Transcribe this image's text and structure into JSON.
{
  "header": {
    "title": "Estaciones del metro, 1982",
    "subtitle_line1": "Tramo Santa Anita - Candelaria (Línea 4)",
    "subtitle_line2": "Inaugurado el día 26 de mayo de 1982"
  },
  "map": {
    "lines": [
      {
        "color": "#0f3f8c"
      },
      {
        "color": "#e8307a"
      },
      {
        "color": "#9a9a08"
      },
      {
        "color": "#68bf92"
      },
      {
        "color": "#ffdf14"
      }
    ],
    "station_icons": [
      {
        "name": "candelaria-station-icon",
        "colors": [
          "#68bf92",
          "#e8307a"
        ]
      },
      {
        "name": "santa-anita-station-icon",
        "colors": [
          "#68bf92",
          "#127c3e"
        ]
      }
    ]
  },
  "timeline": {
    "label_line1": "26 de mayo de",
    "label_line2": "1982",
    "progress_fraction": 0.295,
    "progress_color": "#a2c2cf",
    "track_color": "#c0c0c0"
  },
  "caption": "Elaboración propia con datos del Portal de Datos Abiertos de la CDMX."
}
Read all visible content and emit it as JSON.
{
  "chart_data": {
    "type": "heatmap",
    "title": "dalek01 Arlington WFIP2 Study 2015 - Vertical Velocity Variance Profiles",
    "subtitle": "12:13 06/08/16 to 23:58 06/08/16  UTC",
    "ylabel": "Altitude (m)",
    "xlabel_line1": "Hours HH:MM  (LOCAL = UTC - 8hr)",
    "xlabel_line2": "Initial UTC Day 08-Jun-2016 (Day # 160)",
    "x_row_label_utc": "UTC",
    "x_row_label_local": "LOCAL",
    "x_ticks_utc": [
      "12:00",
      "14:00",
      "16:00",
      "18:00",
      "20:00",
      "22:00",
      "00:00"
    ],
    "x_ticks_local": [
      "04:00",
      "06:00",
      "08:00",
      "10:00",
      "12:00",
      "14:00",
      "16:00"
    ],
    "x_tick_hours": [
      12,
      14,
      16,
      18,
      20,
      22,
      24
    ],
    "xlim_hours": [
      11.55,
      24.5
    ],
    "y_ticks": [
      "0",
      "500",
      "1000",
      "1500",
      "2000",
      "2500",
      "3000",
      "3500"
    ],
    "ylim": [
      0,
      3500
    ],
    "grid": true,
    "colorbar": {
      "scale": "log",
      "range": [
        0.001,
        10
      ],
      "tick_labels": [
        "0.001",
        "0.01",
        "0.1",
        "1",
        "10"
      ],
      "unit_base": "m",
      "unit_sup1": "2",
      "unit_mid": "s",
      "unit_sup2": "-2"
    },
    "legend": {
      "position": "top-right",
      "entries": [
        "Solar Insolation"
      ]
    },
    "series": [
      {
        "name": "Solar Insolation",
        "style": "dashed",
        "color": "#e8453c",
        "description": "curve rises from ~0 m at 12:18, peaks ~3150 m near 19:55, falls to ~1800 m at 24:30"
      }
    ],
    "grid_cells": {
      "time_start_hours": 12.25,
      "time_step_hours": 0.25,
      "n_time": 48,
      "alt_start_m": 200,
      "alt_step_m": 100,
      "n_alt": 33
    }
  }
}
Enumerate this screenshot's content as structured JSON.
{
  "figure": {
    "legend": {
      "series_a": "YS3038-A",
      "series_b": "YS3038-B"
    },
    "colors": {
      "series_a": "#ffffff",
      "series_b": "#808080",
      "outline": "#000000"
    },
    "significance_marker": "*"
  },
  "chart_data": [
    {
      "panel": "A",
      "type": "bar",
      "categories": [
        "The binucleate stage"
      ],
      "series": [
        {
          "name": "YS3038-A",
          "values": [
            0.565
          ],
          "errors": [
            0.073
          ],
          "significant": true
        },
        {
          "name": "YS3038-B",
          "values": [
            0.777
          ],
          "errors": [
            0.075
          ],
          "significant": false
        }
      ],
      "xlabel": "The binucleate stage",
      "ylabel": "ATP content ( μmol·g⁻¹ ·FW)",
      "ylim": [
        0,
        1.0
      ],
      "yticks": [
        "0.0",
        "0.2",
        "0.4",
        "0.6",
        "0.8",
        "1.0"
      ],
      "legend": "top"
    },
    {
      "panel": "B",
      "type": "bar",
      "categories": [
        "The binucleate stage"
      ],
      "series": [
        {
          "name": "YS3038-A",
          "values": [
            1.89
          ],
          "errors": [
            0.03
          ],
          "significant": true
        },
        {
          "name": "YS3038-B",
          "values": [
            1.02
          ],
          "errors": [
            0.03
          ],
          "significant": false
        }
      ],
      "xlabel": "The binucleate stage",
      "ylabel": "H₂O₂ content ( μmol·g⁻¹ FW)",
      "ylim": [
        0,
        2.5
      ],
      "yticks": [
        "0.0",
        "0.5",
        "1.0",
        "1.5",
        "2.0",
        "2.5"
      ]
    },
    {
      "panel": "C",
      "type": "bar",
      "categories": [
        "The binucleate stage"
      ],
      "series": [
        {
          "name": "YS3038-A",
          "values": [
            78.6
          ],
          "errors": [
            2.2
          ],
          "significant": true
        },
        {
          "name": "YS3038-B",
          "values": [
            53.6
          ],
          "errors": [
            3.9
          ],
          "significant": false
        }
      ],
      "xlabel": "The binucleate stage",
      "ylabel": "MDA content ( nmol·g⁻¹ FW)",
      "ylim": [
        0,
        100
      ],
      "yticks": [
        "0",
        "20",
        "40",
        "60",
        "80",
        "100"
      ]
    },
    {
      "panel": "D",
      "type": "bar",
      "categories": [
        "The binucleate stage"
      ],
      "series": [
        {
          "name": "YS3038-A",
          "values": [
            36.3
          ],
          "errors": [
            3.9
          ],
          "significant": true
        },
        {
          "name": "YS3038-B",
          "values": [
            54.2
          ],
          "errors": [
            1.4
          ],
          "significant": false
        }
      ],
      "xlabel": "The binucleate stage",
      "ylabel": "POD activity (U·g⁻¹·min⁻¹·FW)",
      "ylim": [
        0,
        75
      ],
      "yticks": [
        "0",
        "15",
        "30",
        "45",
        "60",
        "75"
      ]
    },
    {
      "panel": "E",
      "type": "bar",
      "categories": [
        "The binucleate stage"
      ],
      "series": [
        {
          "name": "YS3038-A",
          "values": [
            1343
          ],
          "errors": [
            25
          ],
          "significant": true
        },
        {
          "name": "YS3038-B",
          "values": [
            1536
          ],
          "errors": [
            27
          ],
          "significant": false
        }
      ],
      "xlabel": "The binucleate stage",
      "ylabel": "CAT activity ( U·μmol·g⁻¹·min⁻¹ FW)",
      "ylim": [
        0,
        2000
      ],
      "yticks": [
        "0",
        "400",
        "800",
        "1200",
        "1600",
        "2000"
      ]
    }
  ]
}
+===+
Exercise description: Type the whole listing again, unaltered.

Response to this task:
Transcribe this image's text and structure into JSON.
{
  "header": {
    "title": "Estaciones del metro, 1982",
    "subtitle_line1": "Tramo Santa Anita - Candelaria (Línea 4)",
    "subtitle_line2": "Inaugurado el día 26 de mayo de 1982"
  },
  "map": {
    "lines": [
      {
        "color": "#0f3f8c"
      },
      {
        "color": "#e8307a"
      },
      {
        "color": "#9a9a08"
      },
      {
        "color": "#68bf92"
      },
      {
        "color": "#ffdf14"
      }
    ],
    "station_icons": [
      {
        "name": "candelaria-station-icon",
        "colors": [
          "#68bf92",
          "#e8307a"
        ]
      },
      {
        "name": "santa-anita-station-icon",
        "colors": [
          "#68bf92",
          "#127c3e"
        ]
      }
    ]
  },
  "timeline": {
    "label_line1": "26 de mayo de",
    "label_line2": "1982",
    "progress_fraction": 0.295,
    "progress_color": "#a2c2cf",
    "track_color": "#c0c0c0"
  },
  "caption": "Elaboración propia con datos del Portal de Datos Abiertos de la CDMX."
}
Read all visible content and emit it as JSON.
{
  "chart_data": {
    "type": "heatmap",
    "title": "dalek01 Arlington WFIP2 Study 2015 - Vertical Velocity Variance Profiles",
    "subtitle": "12:13 06/08/16 to 23:58 06/08/16  UTC",
    "ylabel": "Altitude (m)",
    "xlabel_line1": "Hours HH:MM  (LOCAL = UTC - 8hr)",
    "xlabel_line2": "Initial UTC Day 08-Jun-2016 (Day # 160)",
    "x_row_label_utc": "UTC",
    "x_row_label_local": "LOCAL",
    "x_ticks_utc": [
      "12:00",
      "14:00",
      "16:00",
      "18:00",
      "20:00",
      "22:00",
      "00:00"
    ],
    "x_ticks_local": [
      "04:00",
      "06:00",
      "08:00",
      "10:00",
      "12:00",
      "14:00",
      "16:00"
    ],
    "x_tick_hours": [
      12,
      14,
      16,
      18,
      20,
      22,
      24
    ],
    "xlim_hours": [
      11.55,
      24.5
    ],
    "y_ticks": [
      "0",
      "500",
      "1000",
      "1500",
      "2000",
      "2500",
      "3000",
      "3500"
    ],
    "ylim": [
      0,
      3500
    ],
    "grid": true,
    "colorbar": {
      "scale": "log",
      "range": [
        0.001,
        10
      ],
      "tick_labels": [
        "0.001",
        "0.01",
        "0.1",
        "1",
        "10"
      ],
      "unit_base": "m",
      "unit_sup1": "2",
      "unit_mid": "s",
      "unit_sup2": "-2"
    },
    "legend": {
      "position": "top-right",
      "entries": [
        "Solar Insolation"
      ]
    },
    "series": [
      {
        "name": "Solar Insolation",
        "style": "dashed",
        "color": "#e8453c",
        "description": "curve rises from ~0 m at 12:18, peaks ~3150 m near 19:55, falls to ~1800 m at 24:30"
      }
    ],
    "grid_cells": {
      "time_start_hours": 12.25,
      "time_step_hours": 0.25,
      "n_time": 48,
      "alt_start_m": 200,
      "alt_step_m": 100,
      "n_alt": 33
    }
  }
}
Enumerate this screenshot's content as structured JSON.
{
  "figure": {
    "legend": {
      "series_a": "YS3038-A",
      "series_b": "YS3038-B"
    },
    "colors": {
      "series_a": "#ffffff",
      "series_b": "#808080",
      "outline": "#000000"
    },
    "significance_marker": "*"
  },
  "chart_data": [
    {
      "panel": "A",
      "type": "bar",
      "categories": [
        "The binucleate stage"
      ],
      "series": [
        {
          "name": "YS3038-A",
          "values": [
            0.565
          ],
          "errors": [
            0.073
          ],
          "significant": true
        },
        {
          "name": "YS3038-B",
          "values": [
            0.777
          ],
          "errors": [
            0.075
          ],
          "significant": false
        }
      ],
      "xlabel": "The binucleate stage",
      "ylabel": "ATP content ( μmol·g⁻¹ ·FW)",
      "ylim": [
        0,
        1.0
      ],
      "yticks": [
        "0.0",
        "0.2",
        "0.4",
        "0.6",
        "0.8",
        "1.0"
      ],
      "legend": "top"
    },
    {
      "panel": "B",
      "type": "bar",
      "categories": [
        "The binucleate stage"
      ],
      "series": [
        {
          "name": "YS3038-A",
          "values": [
            1.89
          ],
          "errors": [
            0.03
          ],
          "significant": true
        },
        {
          "name": "YS3038-B",
          "values": [
            1.02
          ],
          "errors": [
            0.03
          ],
          "significant": false
        }
      ],
      "xlabel": "The binucleate stage",
      "ylabel": "H₂O₂ content ( μmol·g⁻¹ FW)",
      "ylim": [
        0,
        2.5
      ],
      "yticks": [
        "0.0",
        "0.5",
        "1.0",
        "1.5",
        "2.0",
        "2.5"
      ]
    },
    {
      "panel": "C",
      "type": "bar",
      "categories": [
        "The binucleate stage"
      ],
      "series": [
        {
          "name": "YS3038-A",
          "values": [
            78.6
          ],
          "errors": [
            2.2
          ],
          "significant": true
        },
        {
          "name": "YS3038-B",
          "values": [
            53.6
          ],
          "errors": [
            3.9
          ],
          "significant": false
        }
      ],
      "xlabel": "The binucleate stage",
      "ylabel": "MDA content ( nmol·g⁻¹ FW)",
      "ylim": [
        0,
        100
      ],
      "yticks": [
        "0",
        "20",
        "40",
        "60",
        "80",
        "100"
      ]
    },
    {
      "panel": "D",
      "type": "bar",
      "categories": [
        "The binucleate stage"
      ],
      "series": [
        {
          "name": "YS3038-A",
          "values": [
            36.3
          ],
          "errors": [
            3.9
          ],
          "significant": true
        },
        {
          "name": "YS3038-B",
          "values": [
            54.2
          ],
          "errors": [
            1.4
          ],
          "significant": false
        }
      ],
      "xlabel": "The binucleate stage",
      "ylabel": "POD activity (U·g⁻¹·min⁻¹·FW)",
      "ylim": [
        0,
        75
      ],
      "yticks": [
        "0",
        "15",
        "30",
        "45",
        "60",
        "75"
      ]
    },
    {
      "panel": "E",
      "type": "bar",
      "categories": [
        "The binucleate stage"
      ],
      "series": [
        {
          "name": "YS3038-A",
          "values": [
            1343
          ],
          "errors": [
            25
          ],
          "significant": true
        },
        {
          "name": "YS3038-B",
          "values": [
            1536
          ],
          "errors": [
            27
          ],
          "significant": false
        }
      ],
      "xlabel": "The binucleate stage",
      "ylabel": "CAT activity ( U·μmol·g⁻¹·min⁻¹ FW)",
      "ylim": [
        0,
        2000
      ],
      "yticks": [
        "0",
        "400",
        "800",
        "1200",
        "1600",
        "2000"
      ]
    }
  ]
}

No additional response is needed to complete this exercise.